* _TASK INSTRUCTIONS_: Locate the line that contains "Extract all the data from this chart as JSON.". Print it and each following line through the end of the listing, verbatim, and nothing more.

* _DATA LISTING_:
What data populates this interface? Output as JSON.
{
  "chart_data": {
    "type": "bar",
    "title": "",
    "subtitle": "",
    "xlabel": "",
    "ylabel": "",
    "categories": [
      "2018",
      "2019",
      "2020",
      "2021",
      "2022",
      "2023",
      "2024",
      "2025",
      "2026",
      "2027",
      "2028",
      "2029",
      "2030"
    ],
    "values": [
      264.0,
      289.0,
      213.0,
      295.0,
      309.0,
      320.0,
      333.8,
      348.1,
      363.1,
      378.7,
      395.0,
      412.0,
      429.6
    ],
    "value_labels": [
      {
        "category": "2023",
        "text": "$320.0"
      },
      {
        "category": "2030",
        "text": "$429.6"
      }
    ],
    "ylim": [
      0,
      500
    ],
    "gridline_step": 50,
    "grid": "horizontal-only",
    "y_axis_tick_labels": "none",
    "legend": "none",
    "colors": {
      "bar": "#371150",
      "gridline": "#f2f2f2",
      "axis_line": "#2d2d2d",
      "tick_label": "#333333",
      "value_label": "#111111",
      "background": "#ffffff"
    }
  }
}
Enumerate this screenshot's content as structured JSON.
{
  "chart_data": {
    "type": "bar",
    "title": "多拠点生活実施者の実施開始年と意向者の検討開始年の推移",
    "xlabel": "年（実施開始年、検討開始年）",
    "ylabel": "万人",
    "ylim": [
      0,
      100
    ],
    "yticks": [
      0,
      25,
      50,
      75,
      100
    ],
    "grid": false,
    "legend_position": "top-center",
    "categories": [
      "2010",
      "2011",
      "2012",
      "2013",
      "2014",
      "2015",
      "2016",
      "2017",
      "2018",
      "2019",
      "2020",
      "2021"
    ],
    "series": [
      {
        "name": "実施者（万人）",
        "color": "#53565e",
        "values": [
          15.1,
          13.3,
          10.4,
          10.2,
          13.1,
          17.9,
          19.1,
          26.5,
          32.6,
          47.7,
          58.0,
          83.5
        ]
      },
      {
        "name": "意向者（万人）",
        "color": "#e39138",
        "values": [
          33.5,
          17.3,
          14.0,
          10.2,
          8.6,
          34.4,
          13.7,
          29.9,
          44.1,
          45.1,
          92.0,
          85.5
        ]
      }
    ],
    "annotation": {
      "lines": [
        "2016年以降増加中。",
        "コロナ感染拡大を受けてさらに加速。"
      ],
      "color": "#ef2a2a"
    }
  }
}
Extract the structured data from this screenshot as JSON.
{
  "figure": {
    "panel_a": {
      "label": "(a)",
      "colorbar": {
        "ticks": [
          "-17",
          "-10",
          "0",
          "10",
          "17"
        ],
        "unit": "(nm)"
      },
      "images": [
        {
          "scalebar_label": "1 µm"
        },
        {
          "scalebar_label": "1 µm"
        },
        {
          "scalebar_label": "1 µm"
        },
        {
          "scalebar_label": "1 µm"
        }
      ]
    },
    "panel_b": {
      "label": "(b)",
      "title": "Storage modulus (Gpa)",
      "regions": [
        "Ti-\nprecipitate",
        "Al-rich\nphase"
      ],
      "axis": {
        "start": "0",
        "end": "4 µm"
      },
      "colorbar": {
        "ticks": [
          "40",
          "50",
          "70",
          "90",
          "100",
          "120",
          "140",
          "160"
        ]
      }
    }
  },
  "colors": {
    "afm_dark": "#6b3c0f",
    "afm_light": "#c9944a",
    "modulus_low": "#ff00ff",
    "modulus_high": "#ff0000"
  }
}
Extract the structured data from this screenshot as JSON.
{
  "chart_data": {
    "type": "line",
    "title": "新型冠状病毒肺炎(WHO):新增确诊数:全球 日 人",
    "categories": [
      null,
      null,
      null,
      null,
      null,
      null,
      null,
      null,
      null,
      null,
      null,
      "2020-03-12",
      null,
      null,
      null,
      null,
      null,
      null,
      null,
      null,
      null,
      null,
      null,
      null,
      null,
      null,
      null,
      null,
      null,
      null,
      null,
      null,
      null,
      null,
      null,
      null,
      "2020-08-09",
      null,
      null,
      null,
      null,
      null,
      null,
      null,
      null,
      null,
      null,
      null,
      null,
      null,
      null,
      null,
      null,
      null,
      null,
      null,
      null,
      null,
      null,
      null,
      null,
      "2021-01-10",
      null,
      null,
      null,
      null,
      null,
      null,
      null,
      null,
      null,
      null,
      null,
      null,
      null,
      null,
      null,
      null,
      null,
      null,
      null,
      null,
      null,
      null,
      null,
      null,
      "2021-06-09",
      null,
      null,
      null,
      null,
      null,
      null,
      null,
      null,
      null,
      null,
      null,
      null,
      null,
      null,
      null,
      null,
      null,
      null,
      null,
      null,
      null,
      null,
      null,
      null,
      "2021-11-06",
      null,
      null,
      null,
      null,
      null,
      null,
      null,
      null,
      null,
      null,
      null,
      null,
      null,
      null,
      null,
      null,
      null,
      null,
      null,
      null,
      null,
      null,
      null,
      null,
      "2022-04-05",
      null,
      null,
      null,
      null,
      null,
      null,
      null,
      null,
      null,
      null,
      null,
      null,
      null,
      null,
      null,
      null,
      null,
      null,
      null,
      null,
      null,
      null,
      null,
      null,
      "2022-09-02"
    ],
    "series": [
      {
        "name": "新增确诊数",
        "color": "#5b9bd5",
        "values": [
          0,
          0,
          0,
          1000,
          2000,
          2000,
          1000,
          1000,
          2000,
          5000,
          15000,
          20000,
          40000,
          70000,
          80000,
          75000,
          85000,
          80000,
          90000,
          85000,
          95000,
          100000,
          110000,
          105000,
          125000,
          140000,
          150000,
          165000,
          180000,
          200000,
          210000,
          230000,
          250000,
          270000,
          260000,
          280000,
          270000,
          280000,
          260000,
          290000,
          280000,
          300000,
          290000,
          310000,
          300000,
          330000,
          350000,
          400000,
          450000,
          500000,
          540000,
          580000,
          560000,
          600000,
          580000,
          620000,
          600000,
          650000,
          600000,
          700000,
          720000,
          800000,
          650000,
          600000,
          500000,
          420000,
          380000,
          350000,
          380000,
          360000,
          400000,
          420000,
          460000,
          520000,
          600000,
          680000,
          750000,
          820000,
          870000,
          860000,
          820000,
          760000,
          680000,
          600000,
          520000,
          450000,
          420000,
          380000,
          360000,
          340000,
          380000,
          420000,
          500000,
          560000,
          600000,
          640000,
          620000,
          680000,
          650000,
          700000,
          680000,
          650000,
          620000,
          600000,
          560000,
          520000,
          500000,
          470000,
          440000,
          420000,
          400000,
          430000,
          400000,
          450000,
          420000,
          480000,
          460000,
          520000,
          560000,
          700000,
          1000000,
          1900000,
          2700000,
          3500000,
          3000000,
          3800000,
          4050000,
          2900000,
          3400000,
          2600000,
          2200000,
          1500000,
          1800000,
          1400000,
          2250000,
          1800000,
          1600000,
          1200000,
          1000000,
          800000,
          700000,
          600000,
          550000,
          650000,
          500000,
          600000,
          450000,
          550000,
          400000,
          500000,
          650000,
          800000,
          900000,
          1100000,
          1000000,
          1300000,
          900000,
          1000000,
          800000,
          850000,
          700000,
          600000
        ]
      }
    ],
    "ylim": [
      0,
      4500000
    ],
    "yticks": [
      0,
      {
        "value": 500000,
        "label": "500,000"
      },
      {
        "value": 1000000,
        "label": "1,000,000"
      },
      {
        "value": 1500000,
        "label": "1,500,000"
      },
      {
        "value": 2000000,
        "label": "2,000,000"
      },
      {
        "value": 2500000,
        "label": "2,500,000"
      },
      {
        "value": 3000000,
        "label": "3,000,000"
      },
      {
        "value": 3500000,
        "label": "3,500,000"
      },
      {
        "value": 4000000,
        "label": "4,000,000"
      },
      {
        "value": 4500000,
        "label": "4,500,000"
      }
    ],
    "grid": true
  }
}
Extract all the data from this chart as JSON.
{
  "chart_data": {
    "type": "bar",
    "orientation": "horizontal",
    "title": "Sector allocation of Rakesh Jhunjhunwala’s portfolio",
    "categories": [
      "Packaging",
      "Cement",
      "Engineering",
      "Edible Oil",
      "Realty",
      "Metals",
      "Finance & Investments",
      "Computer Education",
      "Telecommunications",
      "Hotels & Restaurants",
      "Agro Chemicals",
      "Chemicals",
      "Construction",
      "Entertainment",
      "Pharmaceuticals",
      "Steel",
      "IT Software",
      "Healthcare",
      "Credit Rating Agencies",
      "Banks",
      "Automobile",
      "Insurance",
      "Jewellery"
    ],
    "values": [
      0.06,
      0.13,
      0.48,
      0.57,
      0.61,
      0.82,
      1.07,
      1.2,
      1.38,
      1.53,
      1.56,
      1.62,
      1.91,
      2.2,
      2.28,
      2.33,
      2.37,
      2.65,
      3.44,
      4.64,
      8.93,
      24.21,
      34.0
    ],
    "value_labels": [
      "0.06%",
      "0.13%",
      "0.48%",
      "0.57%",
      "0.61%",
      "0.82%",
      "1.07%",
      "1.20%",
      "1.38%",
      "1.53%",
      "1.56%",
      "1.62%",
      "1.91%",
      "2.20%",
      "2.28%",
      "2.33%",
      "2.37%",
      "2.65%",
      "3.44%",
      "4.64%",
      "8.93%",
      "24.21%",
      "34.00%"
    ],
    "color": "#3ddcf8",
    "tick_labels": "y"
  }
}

* _SOLUTION FOR THIS PROBLEM_:
Extract all the data from this chart as JSON.
{
  "chart_data": {
    "type": "bar",
    "orientation": "horizontal",
    "title": "Sector allocation of Rakesh Jhunjhunwala’s portfolio",
    "categories": [
      "Packaging",
      "Cement",
      "Engineering",
      "Edible Oil",
      "Realty",
      "Metals",
      "Finance & Investments",
      "Computer Education",
      "Telecommunications",
      "Hotels & Restaurants",
      "Agro Chemicals",
      "Chemicals",
      "Construction",
      "Entertainment",
      "Pharmaceuticals",
      "Steel",
      "IT Software",
      "Healthcare",
      "Credit Rating Agencies",
      "Banks",
      "Automobile",
      "Insurance",
      "Jewellery"
    ],
    "values": [
      0.06,
      0.13,
      0.48,
      0.57,
      0.61,
      0.82,
      1.07,
      1.2,
      1.38,
      1.53,
      1.56,
      1.62,
      1.91,
      2.2,
      2.28,
      2.33,
      2.37,
      2.65,
      3.44,
      4.64,
      8.93,
      24.21,
      34.0
    ],
    "value_labels": [
      "0.06%",
      "0.13%",
      "0.48%",
      "0.57%",
      "0.61%",
      "0.82%",
      "1.07%",
      "1.20%",
      "1.38%",
      "1.53%",
      "1.56%",
      "1.62%",
      "1.91%",
      "2.20%",
      "2.28%",
      "2.33%",
      "2.37%",
      "2.65%",
      "3.44%",
      "4.64%",
      "8.93%",
      "24.21%",
      "34.00%"
    ],
    "color": "#3ddcf8",
    "tick_labels": "y"
  }
}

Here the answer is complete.